→ **GOAL OF THE EXERCISE**: In the listing, copy the lines from the line with "heatmap-cell bbox=[216, 176, 220, 182]" to the line with "heatmap-cell bbox=[97, 256, 102, 262]", changing "day-label" to "date-label" and keeping everything else the same.

→ **ITEMS**:
----

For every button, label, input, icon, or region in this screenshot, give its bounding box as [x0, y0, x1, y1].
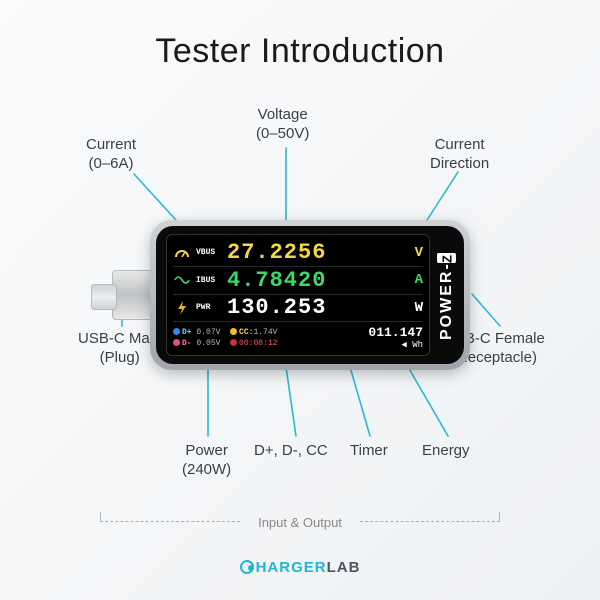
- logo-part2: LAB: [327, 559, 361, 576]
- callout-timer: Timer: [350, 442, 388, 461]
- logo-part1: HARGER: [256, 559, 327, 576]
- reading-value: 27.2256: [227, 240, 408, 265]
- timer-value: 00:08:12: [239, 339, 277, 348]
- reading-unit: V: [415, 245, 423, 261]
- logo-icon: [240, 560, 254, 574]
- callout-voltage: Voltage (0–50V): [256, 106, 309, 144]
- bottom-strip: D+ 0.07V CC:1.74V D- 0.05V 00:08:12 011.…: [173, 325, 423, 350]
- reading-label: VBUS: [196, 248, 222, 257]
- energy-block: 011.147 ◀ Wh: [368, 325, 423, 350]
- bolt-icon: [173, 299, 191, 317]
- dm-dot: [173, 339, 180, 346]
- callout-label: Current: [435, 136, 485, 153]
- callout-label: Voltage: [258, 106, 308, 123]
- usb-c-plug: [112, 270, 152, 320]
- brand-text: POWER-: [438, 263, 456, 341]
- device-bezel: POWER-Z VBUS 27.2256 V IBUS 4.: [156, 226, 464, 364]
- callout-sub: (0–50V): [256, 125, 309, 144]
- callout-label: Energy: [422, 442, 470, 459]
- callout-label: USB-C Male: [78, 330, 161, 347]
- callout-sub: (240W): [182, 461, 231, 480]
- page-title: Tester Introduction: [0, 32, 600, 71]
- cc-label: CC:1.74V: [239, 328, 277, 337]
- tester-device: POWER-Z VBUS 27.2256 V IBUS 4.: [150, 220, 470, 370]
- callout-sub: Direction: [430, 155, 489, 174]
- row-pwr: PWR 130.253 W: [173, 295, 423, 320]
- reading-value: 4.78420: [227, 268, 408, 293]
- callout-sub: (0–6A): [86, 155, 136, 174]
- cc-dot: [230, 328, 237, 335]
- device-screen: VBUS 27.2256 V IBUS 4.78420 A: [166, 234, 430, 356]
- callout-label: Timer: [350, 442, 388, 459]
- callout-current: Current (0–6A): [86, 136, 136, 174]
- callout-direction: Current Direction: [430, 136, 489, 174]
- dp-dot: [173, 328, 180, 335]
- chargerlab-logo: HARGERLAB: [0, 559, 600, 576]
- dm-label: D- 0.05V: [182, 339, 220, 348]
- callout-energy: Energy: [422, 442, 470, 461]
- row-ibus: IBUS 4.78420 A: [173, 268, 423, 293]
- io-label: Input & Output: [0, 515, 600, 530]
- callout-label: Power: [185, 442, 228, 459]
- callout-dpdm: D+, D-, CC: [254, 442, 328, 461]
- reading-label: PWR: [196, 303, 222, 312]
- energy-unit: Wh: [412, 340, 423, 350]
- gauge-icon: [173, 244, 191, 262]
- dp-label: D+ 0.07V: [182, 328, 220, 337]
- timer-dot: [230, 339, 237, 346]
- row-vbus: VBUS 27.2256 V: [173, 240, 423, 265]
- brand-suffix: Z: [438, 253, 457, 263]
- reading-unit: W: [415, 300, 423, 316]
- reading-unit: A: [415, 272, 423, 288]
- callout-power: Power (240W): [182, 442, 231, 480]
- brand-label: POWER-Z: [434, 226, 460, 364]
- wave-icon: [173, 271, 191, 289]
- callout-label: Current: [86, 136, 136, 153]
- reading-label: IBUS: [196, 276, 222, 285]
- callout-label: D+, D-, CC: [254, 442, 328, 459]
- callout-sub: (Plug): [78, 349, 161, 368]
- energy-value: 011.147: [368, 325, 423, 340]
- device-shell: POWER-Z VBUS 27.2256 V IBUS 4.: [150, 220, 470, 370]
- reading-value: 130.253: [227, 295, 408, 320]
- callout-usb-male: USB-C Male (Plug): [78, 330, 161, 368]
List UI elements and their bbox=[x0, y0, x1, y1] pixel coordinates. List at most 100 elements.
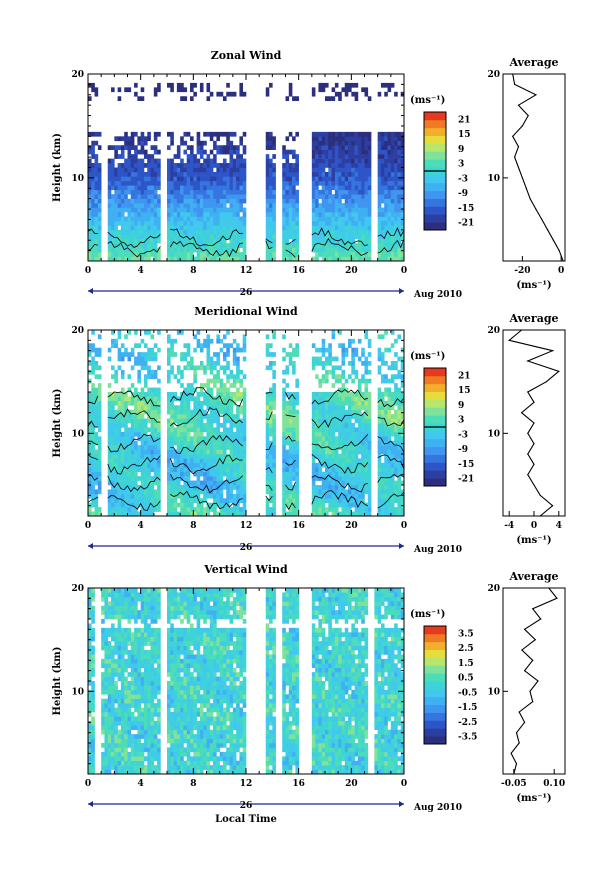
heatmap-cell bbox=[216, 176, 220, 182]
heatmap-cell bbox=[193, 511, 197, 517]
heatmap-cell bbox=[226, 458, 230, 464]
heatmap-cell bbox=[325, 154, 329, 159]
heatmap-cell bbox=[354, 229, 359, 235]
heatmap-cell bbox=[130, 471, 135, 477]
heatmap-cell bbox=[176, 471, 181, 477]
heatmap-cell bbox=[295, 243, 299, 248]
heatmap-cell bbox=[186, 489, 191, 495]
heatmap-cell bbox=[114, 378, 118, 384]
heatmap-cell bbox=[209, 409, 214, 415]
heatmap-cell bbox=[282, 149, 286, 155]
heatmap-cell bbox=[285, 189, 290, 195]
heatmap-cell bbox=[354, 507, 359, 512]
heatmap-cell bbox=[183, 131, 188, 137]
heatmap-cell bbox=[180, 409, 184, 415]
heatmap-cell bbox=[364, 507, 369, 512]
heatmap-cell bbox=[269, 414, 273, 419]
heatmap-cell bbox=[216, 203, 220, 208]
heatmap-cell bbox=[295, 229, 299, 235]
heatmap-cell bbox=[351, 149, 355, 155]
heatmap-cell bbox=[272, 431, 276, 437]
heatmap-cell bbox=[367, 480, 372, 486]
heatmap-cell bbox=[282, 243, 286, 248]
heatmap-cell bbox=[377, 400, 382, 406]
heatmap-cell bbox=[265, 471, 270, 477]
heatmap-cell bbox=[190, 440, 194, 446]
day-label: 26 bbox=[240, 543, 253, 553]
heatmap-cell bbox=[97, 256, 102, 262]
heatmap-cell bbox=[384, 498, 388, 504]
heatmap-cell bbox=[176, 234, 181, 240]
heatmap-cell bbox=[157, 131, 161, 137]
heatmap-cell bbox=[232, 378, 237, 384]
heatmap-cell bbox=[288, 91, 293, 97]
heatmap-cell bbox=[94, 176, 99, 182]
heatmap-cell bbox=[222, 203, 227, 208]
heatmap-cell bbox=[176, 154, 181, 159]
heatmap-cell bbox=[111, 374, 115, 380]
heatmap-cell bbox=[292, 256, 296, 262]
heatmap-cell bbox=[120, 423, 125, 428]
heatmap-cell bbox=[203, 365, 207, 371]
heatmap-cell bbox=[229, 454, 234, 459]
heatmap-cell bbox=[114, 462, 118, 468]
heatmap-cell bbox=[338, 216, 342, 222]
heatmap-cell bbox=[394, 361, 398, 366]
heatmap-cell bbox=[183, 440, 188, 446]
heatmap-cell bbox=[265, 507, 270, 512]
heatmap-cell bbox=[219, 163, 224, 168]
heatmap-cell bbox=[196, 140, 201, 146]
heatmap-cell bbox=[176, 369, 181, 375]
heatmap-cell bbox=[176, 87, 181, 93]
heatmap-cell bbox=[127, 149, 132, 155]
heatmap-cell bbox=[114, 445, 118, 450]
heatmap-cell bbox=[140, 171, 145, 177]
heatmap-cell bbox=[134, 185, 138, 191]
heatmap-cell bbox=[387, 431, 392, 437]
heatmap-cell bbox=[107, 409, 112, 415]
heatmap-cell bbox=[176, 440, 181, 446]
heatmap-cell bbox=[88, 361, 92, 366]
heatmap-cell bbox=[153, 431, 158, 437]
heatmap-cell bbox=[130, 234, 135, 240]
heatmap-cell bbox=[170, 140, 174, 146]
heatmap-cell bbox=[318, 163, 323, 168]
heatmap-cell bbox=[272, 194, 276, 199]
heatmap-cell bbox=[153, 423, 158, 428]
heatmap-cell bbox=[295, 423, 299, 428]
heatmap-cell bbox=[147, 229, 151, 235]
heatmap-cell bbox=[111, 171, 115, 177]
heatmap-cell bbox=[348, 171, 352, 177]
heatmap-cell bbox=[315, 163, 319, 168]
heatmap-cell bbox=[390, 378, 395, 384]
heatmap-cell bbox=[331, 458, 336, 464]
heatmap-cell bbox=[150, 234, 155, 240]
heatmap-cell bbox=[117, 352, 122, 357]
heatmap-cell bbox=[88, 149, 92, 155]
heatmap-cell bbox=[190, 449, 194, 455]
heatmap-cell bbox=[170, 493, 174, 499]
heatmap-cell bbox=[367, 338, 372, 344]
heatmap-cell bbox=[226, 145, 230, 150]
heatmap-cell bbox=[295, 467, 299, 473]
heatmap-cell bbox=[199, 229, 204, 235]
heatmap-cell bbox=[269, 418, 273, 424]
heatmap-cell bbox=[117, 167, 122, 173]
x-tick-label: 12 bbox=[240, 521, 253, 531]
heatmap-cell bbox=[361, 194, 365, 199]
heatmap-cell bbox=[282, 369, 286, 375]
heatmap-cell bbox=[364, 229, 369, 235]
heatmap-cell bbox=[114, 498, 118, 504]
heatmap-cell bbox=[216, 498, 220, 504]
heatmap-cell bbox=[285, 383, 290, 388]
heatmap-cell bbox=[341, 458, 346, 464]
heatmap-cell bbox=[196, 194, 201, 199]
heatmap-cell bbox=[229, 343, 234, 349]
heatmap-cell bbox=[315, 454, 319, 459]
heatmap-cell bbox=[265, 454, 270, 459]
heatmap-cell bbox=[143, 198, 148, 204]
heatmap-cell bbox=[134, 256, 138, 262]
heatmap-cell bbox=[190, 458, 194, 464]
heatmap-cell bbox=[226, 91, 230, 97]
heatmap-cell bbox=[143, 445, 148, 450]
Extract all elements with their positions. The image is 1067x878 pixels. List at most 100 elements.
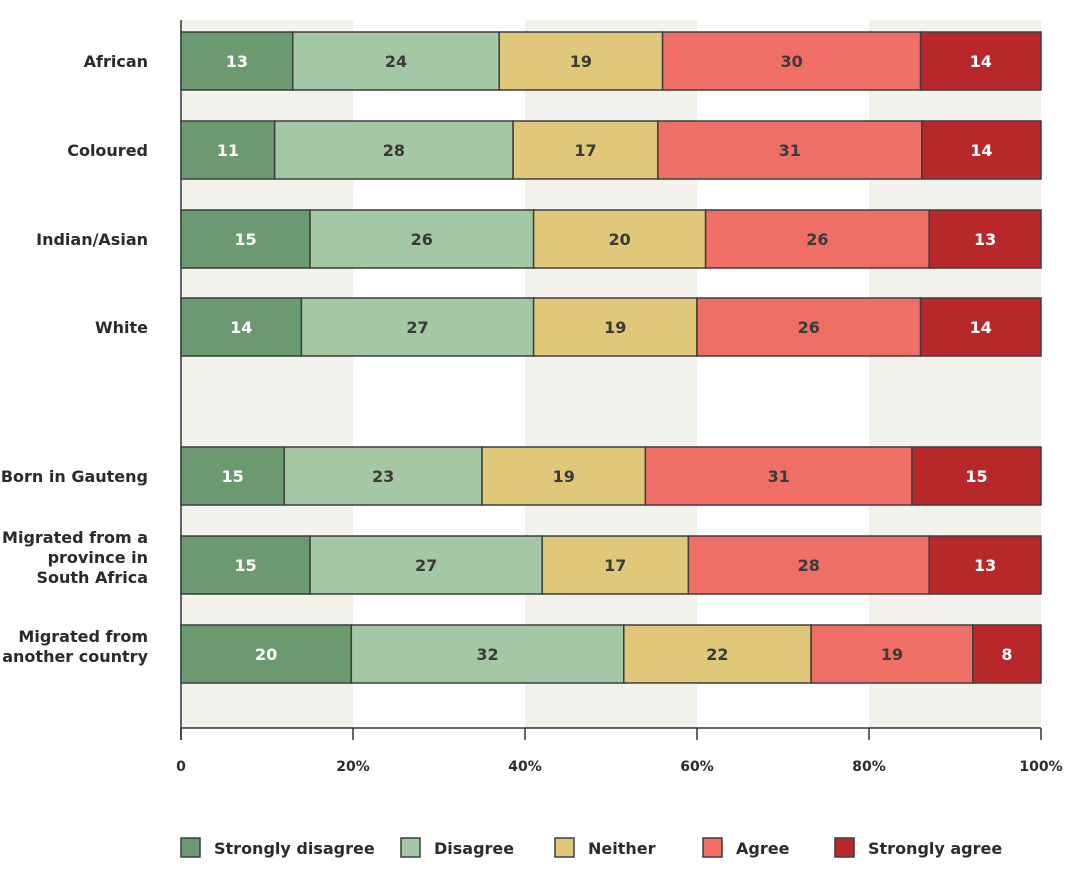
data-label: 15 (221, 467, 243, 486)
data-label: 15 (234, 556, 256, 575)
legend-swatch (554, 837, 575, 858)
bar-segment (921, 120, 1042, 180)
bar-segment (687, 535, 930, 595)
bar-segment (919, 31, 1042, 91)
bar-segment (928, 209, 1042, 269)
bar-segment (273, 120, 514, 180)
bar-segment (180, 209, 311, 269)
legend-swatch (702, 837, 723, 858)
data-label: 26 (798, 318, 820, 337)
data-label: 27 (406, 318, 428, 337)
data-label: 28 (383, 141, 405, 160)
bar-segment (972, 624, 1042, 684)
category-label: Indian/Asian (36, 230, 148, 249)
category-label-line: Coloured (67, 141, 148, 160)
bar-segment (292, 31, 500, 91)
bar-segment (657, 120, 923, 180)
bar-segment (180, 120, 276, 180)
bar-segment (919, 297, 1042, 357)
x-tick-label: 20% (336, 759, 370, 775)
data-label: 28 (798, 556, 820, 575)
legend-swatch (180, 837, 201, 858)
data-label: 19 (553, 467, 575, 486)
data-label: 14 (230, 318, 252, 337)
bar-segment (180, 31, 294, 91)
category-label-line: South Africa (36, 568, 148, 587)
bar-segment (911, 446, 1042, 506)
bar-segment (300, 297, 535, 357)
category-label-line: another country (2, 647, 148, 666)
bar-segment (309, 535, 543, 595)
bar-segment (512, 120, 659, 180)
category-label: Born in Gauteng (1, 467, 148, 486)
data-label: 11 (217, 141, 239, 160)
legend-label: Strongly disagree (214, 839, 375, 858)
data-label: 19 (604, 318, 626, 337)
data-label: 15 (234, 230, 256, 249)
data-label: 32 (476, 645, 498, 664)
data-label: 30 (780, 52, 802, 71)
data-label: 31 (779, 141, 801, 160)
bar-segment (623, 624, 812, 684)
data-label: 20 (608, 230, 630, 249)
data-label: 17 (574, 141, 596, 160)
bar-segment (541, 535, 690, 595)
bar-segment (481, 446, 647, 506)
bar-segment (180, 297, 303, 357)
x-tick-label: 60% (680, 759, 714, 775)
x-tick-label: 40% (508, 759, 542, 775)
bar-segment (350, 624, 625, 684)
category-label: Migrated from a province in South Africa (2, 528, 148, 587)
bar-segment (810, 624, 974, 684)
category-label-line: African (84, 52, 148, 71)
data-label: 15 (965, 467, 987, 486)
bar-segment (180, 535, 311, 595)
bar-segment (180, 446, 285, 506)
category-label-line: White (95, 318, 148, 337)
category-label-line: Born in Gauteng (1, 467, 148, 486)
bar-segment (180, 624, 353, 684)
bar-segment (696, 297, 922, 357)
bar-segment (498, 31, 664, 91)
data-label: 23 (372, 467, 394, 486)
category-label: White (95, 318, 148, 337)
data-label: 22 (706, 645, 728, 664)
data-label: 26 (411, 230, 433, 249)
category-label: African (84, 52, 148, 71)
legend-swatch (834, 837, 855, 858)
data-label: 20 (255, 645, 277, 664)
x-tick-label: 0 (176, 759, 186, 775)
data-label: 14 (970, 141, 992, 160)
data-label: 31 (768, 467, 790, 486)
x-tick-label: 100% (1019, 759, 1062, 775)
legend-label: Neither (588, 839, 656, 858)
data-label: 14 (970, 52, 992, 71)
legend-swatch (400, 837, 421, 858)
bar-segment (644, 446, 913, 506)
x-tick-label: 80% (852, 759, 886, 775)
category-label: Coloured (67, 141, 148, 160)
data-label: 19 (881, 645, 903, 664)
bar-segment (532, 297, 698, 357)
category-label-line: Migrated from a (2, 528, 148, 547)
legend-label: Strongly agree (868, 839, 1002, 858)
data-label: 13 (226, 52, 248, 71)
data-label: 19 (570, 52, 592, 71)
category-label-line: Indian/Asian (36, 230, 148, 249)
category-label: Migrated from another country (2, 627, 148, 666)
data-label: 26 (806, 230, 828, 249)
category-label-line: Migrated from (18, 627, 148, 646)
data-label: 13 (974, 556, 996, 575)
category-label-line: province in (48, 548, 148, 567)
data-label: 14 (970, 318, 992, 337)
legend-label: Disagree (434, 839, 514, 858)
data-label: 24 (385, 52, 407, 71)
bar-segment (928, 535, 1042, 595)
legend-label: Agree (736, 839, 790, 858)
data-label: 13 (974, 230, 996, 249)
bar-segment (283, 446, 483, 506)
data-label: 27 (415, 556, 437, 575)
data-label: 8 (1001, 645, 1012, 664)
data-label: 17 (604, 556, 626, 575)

----

→ **FINISHED TASK**:
heatmap-cell bbox=[216, 176, 220, 182]
heatmap-cell bbox=[193, 511, 197, 517]
heatmap-cell bbox=[226, 458, 230, 464]
heatmap-cell bbox=[325, 154, 329, 159]
heatmap-cell bbox=[354, 229, 359, 235]
heatmap-cell bbox=[130, 471, 135, 477]
heatmap-cell bbox=[176, 471, 181, 477]
heatmap-cell bbox=[295, 243, 299, 248]
heatmap-cell bbox=[186, 489, 191, 495]
heatmap-cell bbox=[114, 378, 118, 384]
heatmap-cell bbox=[209, 409, 214, 415]
heatmap-cell bbox=[282, 149, 286, 155]
heatmap-cell bbox=[285, 189, 290, 195]
heatmap-cell bbox=[354, 507, 359, 512]
heatmap-cell bbox=[183, 131, 188, 137]
heatmap-cell bbox=[180, 409, 184, 415]
heatmap-cell bbox=[364, 507, 369, 512]
heatmap-cell bbox=[269, 414, 273, 419]
heatmap-cell bbox=[216, 203, 220, 208]
heatmap-cell bbox=[295, 229, 299, 235]
heatmap-cell bbox=[351, 149, 355, 155]
heatmap-cell bbox=[272, 431, 276, 437]
heatmap-cell bbox=[367, 480, 372, 486]
heatmap-cell bbox=[282, 243, 286, 248]
heatmap-cell bbox=[377, 400, 382, 406]
heatmap-cell bbox=[265, 471, 270, 477]
heatmap-cell bbox=[190, 440, 194, 446]
date-label: 26 bbox=[240, 543, 253, 553]
heatmap-cell bbox=[97, 256, 102, 262]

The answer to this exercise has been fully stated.